[Stored data]
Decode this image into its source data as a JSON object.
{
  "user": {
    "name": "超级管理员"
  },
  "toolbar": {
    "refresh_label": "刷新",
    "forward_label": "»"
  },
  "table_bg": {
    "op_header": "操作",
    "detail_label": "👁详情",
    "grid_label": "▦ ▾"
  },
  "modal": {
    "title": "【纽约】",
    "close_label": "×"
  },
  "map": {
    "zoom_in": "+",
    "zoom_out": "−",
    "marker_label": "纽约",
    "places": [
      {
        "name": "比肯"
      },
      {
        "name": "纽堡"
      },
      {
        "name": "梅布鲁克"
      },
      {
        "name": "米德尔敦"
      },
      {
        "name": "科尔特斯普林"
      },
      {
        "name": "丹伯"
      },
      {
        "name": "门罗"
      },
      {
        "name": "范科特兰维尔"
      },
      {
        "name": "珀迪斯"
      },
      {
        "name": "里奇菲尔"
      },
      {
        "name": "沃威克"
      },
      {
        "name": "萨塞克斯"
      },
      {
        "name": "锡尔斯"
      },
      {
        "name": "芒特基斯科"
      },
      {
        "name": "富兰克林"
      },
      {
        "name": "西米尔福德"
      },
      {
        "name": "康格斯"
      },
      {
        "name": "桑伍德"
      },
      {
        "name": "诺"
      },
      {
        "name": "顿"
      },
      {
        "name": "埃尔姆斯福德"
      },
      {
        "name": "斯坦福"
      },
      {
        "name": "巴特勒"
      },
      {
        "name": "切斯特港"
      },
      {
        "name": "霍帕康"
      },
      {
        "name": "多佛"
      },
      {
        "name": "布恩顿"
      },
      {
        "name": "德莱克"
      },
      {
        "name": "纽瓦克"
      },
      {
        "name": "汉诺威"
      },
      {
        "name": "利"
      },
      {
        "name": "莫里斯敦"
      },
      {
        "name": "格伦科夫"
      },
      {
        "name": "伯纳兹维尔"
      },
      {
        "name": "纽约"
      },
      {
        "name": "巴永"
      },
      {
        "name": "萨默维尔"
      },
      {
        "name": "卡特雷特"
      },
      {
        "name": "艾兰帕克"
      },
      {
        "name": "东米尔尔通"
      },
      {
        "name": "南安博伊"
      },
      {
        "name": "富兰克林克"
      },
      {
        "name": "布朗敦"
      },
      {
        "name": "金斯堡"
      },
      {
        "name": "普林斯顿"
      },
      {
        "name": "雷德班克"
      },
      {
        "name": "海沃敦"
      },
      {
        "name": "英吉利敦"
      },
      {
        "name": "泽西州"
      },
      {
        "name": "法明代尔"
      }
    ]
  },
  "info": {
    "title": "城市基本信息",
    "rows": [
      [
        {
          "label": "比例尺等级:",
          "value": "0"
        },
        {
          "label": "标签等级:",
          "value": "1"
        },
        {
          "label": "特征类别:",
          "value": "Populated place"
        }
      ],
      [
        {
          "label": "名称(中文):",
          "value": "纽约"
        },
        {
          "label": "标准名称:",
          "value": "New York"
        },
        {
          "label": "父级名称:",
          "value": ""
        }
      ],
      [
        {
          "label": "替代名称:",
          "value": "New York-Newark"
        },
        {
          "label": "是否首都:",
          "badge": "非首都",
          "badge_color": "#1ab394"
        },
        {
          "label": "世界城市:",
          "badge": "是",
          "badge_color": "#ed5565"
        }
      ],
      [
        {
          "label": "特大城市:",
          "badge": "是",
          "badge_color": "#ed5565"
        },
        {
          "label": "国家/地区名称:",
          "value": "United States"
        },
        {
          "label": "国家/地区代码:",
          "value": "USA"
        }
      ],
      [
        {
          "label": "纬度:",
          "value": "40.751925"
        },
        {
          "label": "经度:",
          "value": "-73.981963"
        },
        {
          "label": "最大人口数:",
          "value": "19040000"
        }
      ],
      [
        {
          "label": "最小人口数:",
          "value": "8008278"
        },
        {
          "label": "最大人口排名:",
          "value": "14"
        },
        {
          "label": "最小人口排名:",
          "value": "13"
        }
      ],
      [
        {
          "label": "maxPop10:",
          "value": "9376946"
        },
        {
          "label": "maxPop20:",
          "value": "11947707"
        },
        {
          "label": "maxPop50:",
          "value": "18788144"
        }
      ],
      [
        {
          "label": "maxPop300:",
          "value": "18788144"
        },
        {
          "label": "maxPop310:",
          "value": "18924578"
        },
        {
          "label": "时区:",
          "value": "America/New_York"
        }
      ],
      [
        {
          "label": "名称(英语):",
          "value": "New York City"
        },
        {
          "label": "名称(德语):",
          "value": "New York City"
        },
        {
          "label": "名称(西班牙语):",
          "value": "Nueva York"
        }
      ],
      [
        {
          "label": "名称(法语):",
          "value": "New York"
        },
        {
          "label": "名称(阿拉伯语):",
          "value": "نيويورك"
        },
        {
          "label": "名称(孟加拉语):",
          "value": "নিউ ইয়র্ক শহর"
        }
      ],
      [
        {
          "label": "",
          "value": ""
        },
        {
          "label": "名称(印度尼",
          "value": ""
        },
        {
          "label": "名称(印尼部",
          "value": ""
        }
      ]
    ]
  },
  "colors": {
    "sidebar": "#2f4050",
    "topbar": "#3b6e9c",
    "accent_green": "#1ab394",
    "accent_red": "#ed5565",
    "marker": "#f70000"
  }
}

*Request*.
All of the data needs to be reproduced exactly, with no line missing.

*Task response*.
Decode this image into its source data as a JSON object.
{
  "user": {
    "name": "超级管理员"
  },
  "toolbar": {
    "refresh_label": "刷新",
    "forward_label": "»"
  },
  "table_bg": {
    "op_header": "操作",
    "detail_label": "👁详情",
    "grid_label": "▦ ▾"
  },
  "modal": {
    "title": "【纽约】",
    "close_label": "×"
  },
  "map": {
    "zoom_in": "+",
    "zoom_out": "−",
    "marker_label": "纽约",
    "places": [
      {
        "name": "比肯"
      },
      {
        "name": "纽堡"
      },
      {
        "name": "梅布鲁克"
      },
      {
        "name": "米德尔敦"
      },
      {
        "name": "科尔特斯普林"
      },
      {
        "name": "丹伯"
      },
      {
        "name": "门罗"
      },
      {
        "name": "范科特兰维尔"
      },
      {
        "name": "珀迪斯"
      },
      {
        "name": "里奇菲尔"
      },
      {
        "name": "沃威克"
      },
      {
        "name": "萨塞克斯"
      },
      {
        "name": "锡尔斯"
      },
      {
        "name": "芒特基斯科"
      },
      {
        "name": "富兰克林"
      },
      {
        "name": "西米尔福德"
      },
      {
        "name": "康格斯"
      },
      {
        "name": "桑伍德"
      },
      {
        "name": "诺"
      },
      {
        "name": "顿"
      },
      {
        "name": "埃尔姆斯福德"
      },
      {
        "name": "斯坦福"
      },
      {
        "name": "巴特勒"
      },
      {
        "name": "切斯特港"
      },
      {
        "name": "霍帕康"
      },
      {
        "name": "多佛"
      },
      {
        "name": "布恩顿"
      },
      {
        "name": "德莱克"
      },
      {
        "name": "纽瓦克"
      },
      {
        "name": "汉诺威"
      },
      {
        "name": "利"
      },
      {
        "name": "莫里斯敦"
      },
      {
        "name": "格伦科夫"
      },
      {
        "name": "伯纳兹维尔"
      },
      {
        "name": "纽约"
      },
      {
        "name": "巴永"
      },
      {
        "name": "萨默维尔"
      },
      {
        "name": "卡特雷特"
      },
      {
        "name": "艾兰帕克"
      },
      {
        "name": "东米尔尔通"
      },
      {
        "name": "南安博伊"
      },
      {
        "name": "富兰克林克"
      },
      {
        "name": "布朗敦"
      },
      {
        "name": "金斯堡"
      },
      {
        "name": "普林斯顿"
      },
      {
        "name": "雷德班克"
      },
      {
        "name": "海沃敦"
      },
      {
        "name": "英吉利敦"
      },
      {
        "name": "泽西州"
      },
      {
        "name": "法明代尔"
      }
    ]
  },
  "info": {
    "title": "城市基本信息",
    "rows": [
      [
        {
          "label": "比例尺等级:",
          "value": "0"
        },
        {
          "label": "标签等级:",
          "value": "1"
        },
        {
          "label": "特征类别:",
          "value": "Populated place"
        }
      ],
      [
        {
          "label": "名称(中文):",
          "value": "纽约"
        },
        {
          "label": "标准名称:",
          "value": "New York"
        },
        {
          "label": "父级名称:",
          "value": ""
        }
      ],
      [
        {
          "label": "替代名称:",
          "value": "New York-Newark"
        },
        {
          "label": "是否首都:",
          "badge": "非首都",
          "badge_color": "#1ab394"
        },
        {
          "label": "世界城市:",
          "badge": "是",
          "badge_color": "#ed5565"
        }
      ],
      [
        {
          "label": "特大城市:",
          "badge": "是",
          "badge_color": "#ed5565"
        },
        {
          "label": "国家/地区名称:",
          "value": "United States"
        },
        {
          "label": "国家/地区代码:",
          "value": "USA"
        }
      ],
      [
        {
          "label": "纬度:",
          "value": "40.751925"
        },
        {
          "label": "经度:",
          "value": "-73.981963"
        },
        {
          "label": "最大人口数:",
          "value": "19040000"
        }
      ],
      [
        {
          "label": "最小人口数:",
          "value": "8008278"
        },
        {
          "label": "最大人口排名:",
          "value": "14"
        },
        {
          "label": "最小人口排名:",
          "value": "13"
        }
      ],
      [
        {
          "label": "maxPop10:",
          "value": "9376946"
        },
        {
          "label": "maxPop20:",
          "value": "11947707"
        },
        {
          "label": "maxPop50:",
          "value": "18788144"
        }
      ],
      [
        {
          "label": "maxPop300:",
          "value": "18788144"
        },
        {
          "label": "maxPop310:",
          "value": "18924578"
        },
        {
          "label": "时区:",
          "value": "America/New_York"
        }
      ],
      [
        {
          "label": "名称(英语):",
          "value": "New York City"
        },
        {
          "label": "名称(德语):",
          "value": "New York City"
        },
        {
          "label": "名称(西班牙语):",
          "value": "Nueva York"
        }
      ],
      [
        {
          "label": "名称(法语):",
          "value": "New York"
        },
        {
          "label": "名称(阿拉伯语):",
          "value": "نيويورك"
        },
        {
          "label": "名称(孟加拉语):",
          "value": "নিউ ইয়র্ক শহর"
        }
      ],
      [
        {
          "label": "",
          "value": ""
        },
        {
          "label": "名称(印度尼",
          "value": ""
        },
        {
          "label": "名称(印尼部",
          "value": ""
        }
      ]
    ]
  },
  "colors": {
    "sidebar": "#2f4050",
    "topbar": "#3b6e9c",
    "accent_green": "#1ab394",
    "accent_red": "#ed5565",
    "marker": "#f70000"
  }
}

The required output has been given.